Items —
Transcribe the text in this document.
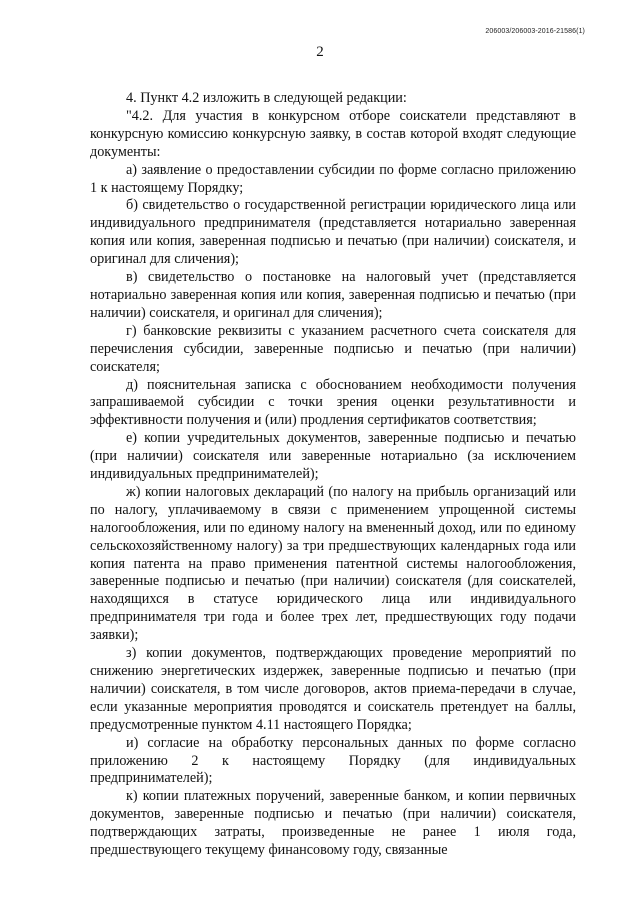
206003/206003-2016-21586(1)
2

4. Пункт 4.2 изложить в следующей редакции:

"4.2. Для участия в конкурсном отборе соискатели представляют в конкурсную комиссию конкурсную заявку, в состав которой входят следующие документы:

а) заявление о предоставлении субсидии по форме согласно приложению 1 к настоящему Порядку;

б) свидетельство о государственной регистрации юридического лица или индивидуального предпринимателя (представляется нотариально заверенная копия или копия, заверенная подписью и печатью (при наличии) соискателя, и оригинал для сличения);

в) свидетельство о постановке на налоговый учет (представляется нотариально заверенная копия или копия, заверенная подписью и печатью (при наличии) соискателя, и оригинал для сличения);

г) банковские реквизиты с указанием расчетного счета соискателя для перечисления субсидии, заверенные подписью и печатью (при наличии) соискателя;

д) пояснительная записка с обоснованием необходимости получения запрашиваемой субсидии с точки зрения оценки результативности и эффективности получения и (или) продления сертификатов соответствия;

е) копии учредительных документов, заверенные подписью и печатью (при наличии) соискателя или заверенные нотариально (за исключением индивидуальных предпринимателей);

ж) копии налоговых деклараций (по налогу на прибыль организаций или по налогу, уплачиваемому в связи с применением упрощенной системы налогообложения, или по единому налогу на вмененный доход, или по единому сельскохозяйственному налогу) за три предшествующих календарных года или копия патента на право применения патентной системы налогообложения, заверенные подписью и печатью (при наличии) соискателя (для соискателей, находящихся в статусе юридического лица или индивидуального предпринимателя три года и более трех лет, предшествующих году подачи заявки);

з) копии документов, подтверждающих проведение мероприятий по снижению энергетических издержек, заверенные подписью и печатью (при наличии) соискателя, в том числе договоров, актов приема-передачи в случае, если указанные мероприятия проводятся и соискатель претендует на баллы, предусмотренные пунктом 4.11 настоящего Порядка;

и) согласие на обработку персональных данных по форме согласно приложению 2 к настоящему Порядку (для индивидуальных предпринимателей);

к) копии платежных поручений, заверенные банком, и копии первичных документов, заверенные подписью и печатью (при наличии) соискателя, подтверждающих затраты, произведенные не ранее 1 июля года, предшествующего текущему финансовому году, связанные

Your objective — Print the listing above in full, exactly as written. Omit any pictures.

Reply —
Transcribe the text in this document.
206003/206003-2016-21586(1)
2

4. Пункт 4.2 изложить в следующей редакции:

"4.2. Для участия в конкурсном отборе соискатели представляют в конкурсную комиссию конкурсную заявку, в состав которой входят следующие документы:

а) заявление о предоставлении субсидии по форме согласно приложению 1 к настоящему Порядку;

б) свидетельство о государственной регистрации юридического лица или индивидуального предпринимателя (представляется нотариально заверенная копия или копия, заверенная подписью и печатью (при наличии) соискателя, и оригинал для сличения);

в) свидетельство о постановке на налоговый учет (представляется нотариально заверенная копия или копия, заверенная подписью и печатью (при наличии) соискателя, и оригинал для сличения);

г) банковские реквизиты с указанием расчетного счета соискателя для перечисления субсидии, заверенные подписью и печатью (при наличии) соискателя;

д) пояснительная записка с обоснованием необходимости получения запрашиваемой субсидии с точки зрения оценки результативности и эффективности получения и (или) продления сертификатов соответствия;

е) копии учредительных документов, заверенные подписью и печатью (при наличии) соискателя или заверенные нотариально (за исключением индивидуальных предпринимателей);

ж) копии налоговых деклараций (по налогу на прибыль организаций или по налогу, уплачиваемому в связи с применением упрощенной системы налогообложения, или по единому налогу на вмененный доход, или по единому сельскохозяйственному налогу) за три предшествующих календарных года или копия патента на право применения патентной системы налогообложения, заверенные подписью и печатью (при наличии) соискателя (для соискателей, находящихся в статусе юридического лица или индивидуального предпринимателя три года и более трех лет, предшествующих году подачи заявки);

з) копии документов, подтверждающих проведение мероприятий по снижению энергетических издержек, заверенные подписью и печатью (при наличии) соискателя, в том числе договоров, актов приема-передачи в случае, если указанные мероприятия проводятся и соискатель претендует на баллы, предусмотренные пунктом 4.11 настоящего Порядка;

и) согласие на обработку персональных данных по форме согласно приложению 2 к настоящему Порядку (для индивидуальных предпринимателей);

к) копии платежных поручений, заверенные банком, и копии первичных документов, заверенные подписью и печатью (при наличии) соискателя, подтверждающих затраты, произведенные не ранее 1 июля года, предшествующего текущему финансовому году, связанные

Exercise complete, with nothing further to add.